─── Records to process

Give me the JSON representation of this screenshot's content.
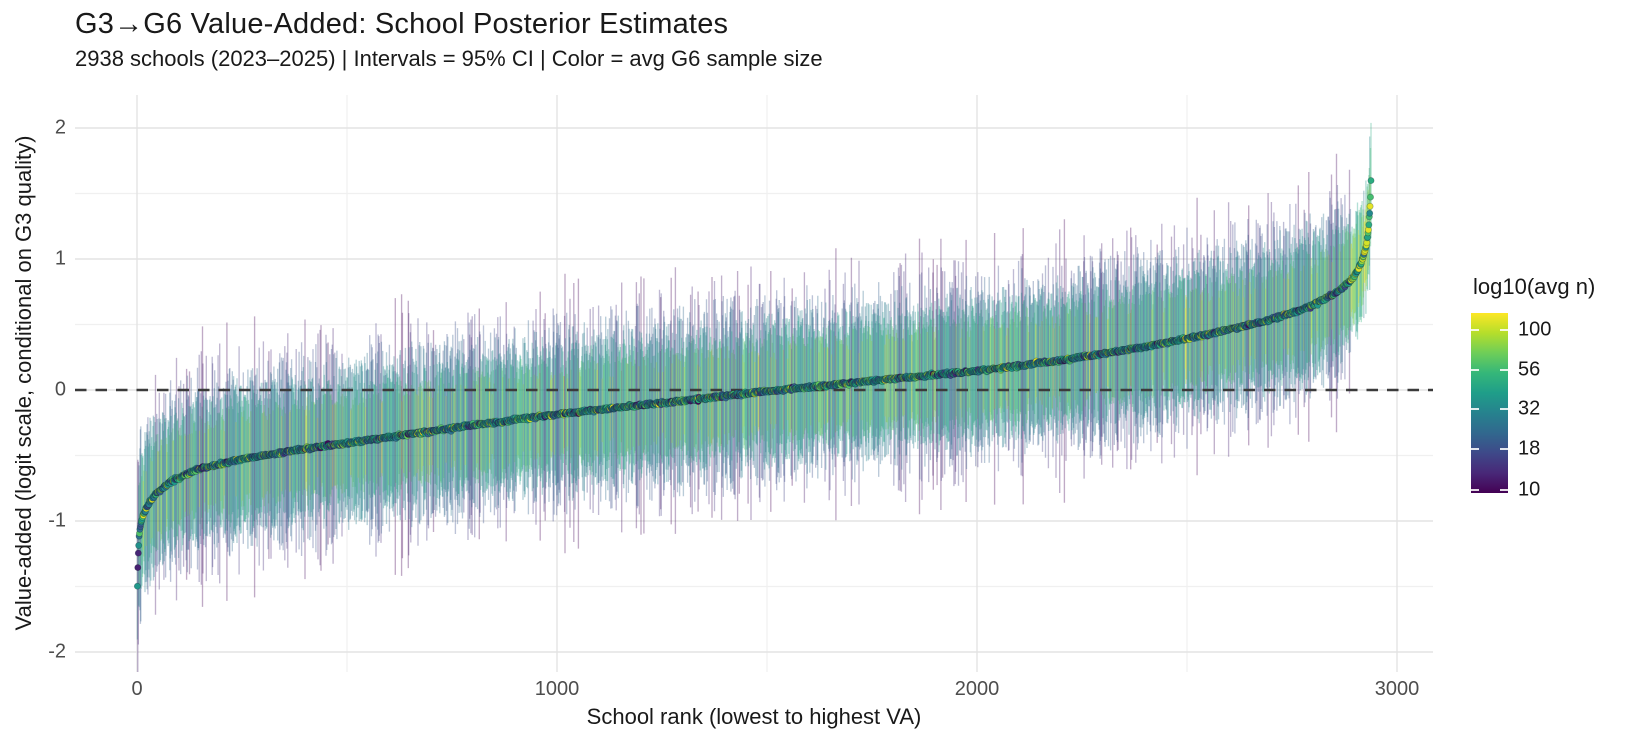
{
  "header": {
    "title": "G3→G6 Value-Added: School Posterior Estimates",
    "subtitle": "2938 schools (2023–2025) | Intervals = 95% CI | Color = avg G6 sample size"
  },
  "chart_data": {
    "type": "scatter",
    "variant": "caterpillar-interval-plot",
    "title": "G3→G6 Value-Added: School Posterior Estimates",
    "subtitle": "2938 schools (2023–2025) | Intervals = 95% CI | Color = avg G6 sample size",
    "xlabel": "School rank (lowest to highest VA)",
    "ylabel": "Value-added (logit scale, conditional on G3 quality)",
    "n_points": 2938,
    "x_range": [
      1,
      2938
    ],
    "xlim": [
      -148,
      3086
    ],
    "ylim": [
      -2.15,
      2.25
    ],
    "x_ticks": [
      0,
      1000,
      2000,
      3000
    ],
    "x_minor_ticks": [
      500,
      1500,
      2500
    ],
    "y_ticks": [
      2,
      1,
      0,
      -1,
      -2
    ],
    "y_minor_ticks": [
      1.5,
      0.5,
      -0.5,
      -1.5
    ],
    "grid": {
      "major_color": "#e3e3e3",
      "minor_color": "#f0f0f0"
    },
    "reference_line": {
      "y": 0,
      "style": "dashed",
      "color": "#3b3b3b"
    },
    "va_curve": {
      "comment_ranks_are_sorted_school_rank": "posterior mean value-added read off the plotted curve",
      "ranks": [
        1,
        2,
        3,
        5,
        8,
        14,
        25,
        45,
        80,
        140,
        245,
        400,
        600,
        800,
        1000,
        1250,
        1500,
        1750,
        2000,
        2200,
        2400,
        2550,
        2680,
        2780,
        2850,
        2895,
        2915,
        2926,
        2932,
        2935,
        2937,
        2938
      ],
      "values": [
        -1.5,
        -1.36,
        -1.24,
        -1.12,
        -1.04,
        -0.96,
        -0.88,
        -0.79,
        -0.7,
        -0.61,
        -0.53,
        -0.45,
        -0.36,
        -0.27,
        -0.185,
        -0.1,
        -0.01,
        0.07,
        0.145,
        0.225,
        0.33,
        0.425,
        0.52,
        0.62,
        0.73,
        0.85,
        0.97,
        1.09,
        1.22,
        1.35,
        1.47,
        1.6
      ]
    },
    "ci": {
      "level": "95% CI",
      "halfwidth_scale": 2.9,
      "halfwidth_jitter_range": [
        0.82,
        1.18
      ],
      "typical_halfwidth": 0.5,
      "max_whisker_reach": 2.05,
      "min_whisker_reach": -1.95
    },
    "color_scale": {
      "legend_title": "log10(avg n)",
      "legend_tick_values": [
        100,
        56,
        32,
        18,
        10
      ],
      "domain_log10": [
        0.981,
        2.106
      ],
      "palette": "viridis",
      "palette_stops": [
        "#440154",
        "#482878",
        "#3e4989",
        "#31688e",
        "#26828e",
        "#1f9e89",
        "#35b779",
        "#6ece58",
        "#b5de2b",
        "#fde725"
      ]
    },
    "style": {
      "seed": 1234567,
      "interval_opacity": 0.34,
      "interval_width": 1.35,
      "point_radius": 3.1,
      "log10n_mean": 1.56,
      "log10n_sd": 0.25,
      "log10n_range": [
        1.0,
        2.06
      ],
      "top_tail_log10n_boost": 0.22,
      "first_points_log10n": [
        1.58,
        1.08,
        1.1,
        1.55
      ],
      "value_jitter_sd": 0.006
    }
  },
  "axes": {
    "x_tick_labels": [
      "0",
      "1000",
      "2000",
      "3000"
    ],
    "y_tick_labels": [
      "2",
      "1",
      "0",
      "-1",
      "-2"
    ]
  },
  "legend": {
    "title": "log10(avg n)",
    "tick_labels": [
      "100",
      "56",
      "32",
      "18",
      "10"
    ]
  }
}
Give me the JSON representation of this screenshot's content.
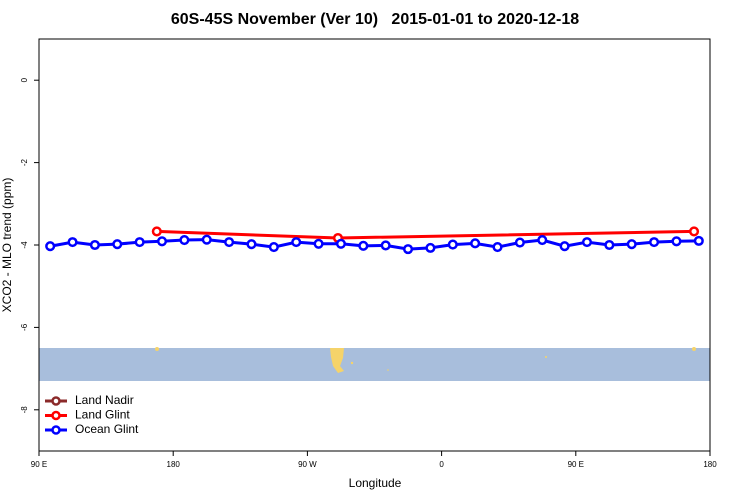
{
  "chart_data": {
    "type": "line",
    "title": "60S-45S November (Ver 10)   2015-01-01 to 2020-12-18",
    "x_label": "Longitude",
    "y_label": "XCO2 - MLO trend (ppm)",
    "xlim": [
      90,
      540
    ],
    "ylim": [
      -9,
      1
    ],
    "xticks": [
      {
        "value": 90,
        "label": "90 E"
      },
      {
        "value": 180,
        "label": "180"
      },
      {
        "value": 270,
        "label": "90 W"
      },
      {
        "value": 360,
        "label": "0"
      },
      {
        "value": 450,
        "label": "90 E"
      },
      {
        "value": 540,
        "label": "180"
      }
    ],
    "yticks": [
      0,
      -2,
      -4,
      -6,
      -8
    ],
    "legend": "bottom-left",
    "series": [
      {
        "name": "Land Nadir",
        "color": "#8b2a2a",
        "x": [],
        "values": []
      },
      {
        "name": "Land Glint",
        "color": "#ff0000",
        "x": [
          169,
          290.5,
          529.3
        ],
        "values": [
          -3.67,
          -3.83,
          -3.67
        ]
      },
      {
        "name": "Ocean Glint",
        "color": "#0000ff",
        "x": [
          97.5,
          112.5,
          127.5,
          142.5,
          157.5,
          172.5,
          187.5,
          202.5,
          217.5,
          232.5,
          247.5,
          262.5,
          277.5,
          292.5,
          307.5,
          322.5,
          337.5,
          352.5,
          367.5,
          382.5,
          397.5,
          412.5,
          427.5,
          442.5,
          457.5,
          472.5,
          487.5,
          502.5,
          517.5,
          532.5
        ],
        "values": [
          -4.03,
          -3.93,
          -4.0,
          -3.98,
          -3.93,
          -3.91,
          -3.88,
          -3.87,
          -3.93,
          -3.98,
          -4.05,
          -3.93,
          -3.97,
          -3.97,
          -4.02,
          -4.01,
          -4.1,
          -4.07,
          -3.99,
          -3.96,
          -4.05,
          -3.94,
          -3.88,
          -4.03,
          -3.93,
          -4.0,
          -3.98,
          -3.93,
          -3.91,
          -3.9
        ]
      }
    ]
  }
}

──────

- [Task description]
Locate all lines in the listing above with the word "subtitle". Copy them.

- [Answer to the task]
    "subtitle": "2938 schools (2023–2025) | Intervals = 95% CI | Color = avg G6 sample size"
    "subtitle": "2938 schools (2023–2025) | Intervals = 95% CI | Color = avg G6 sample size",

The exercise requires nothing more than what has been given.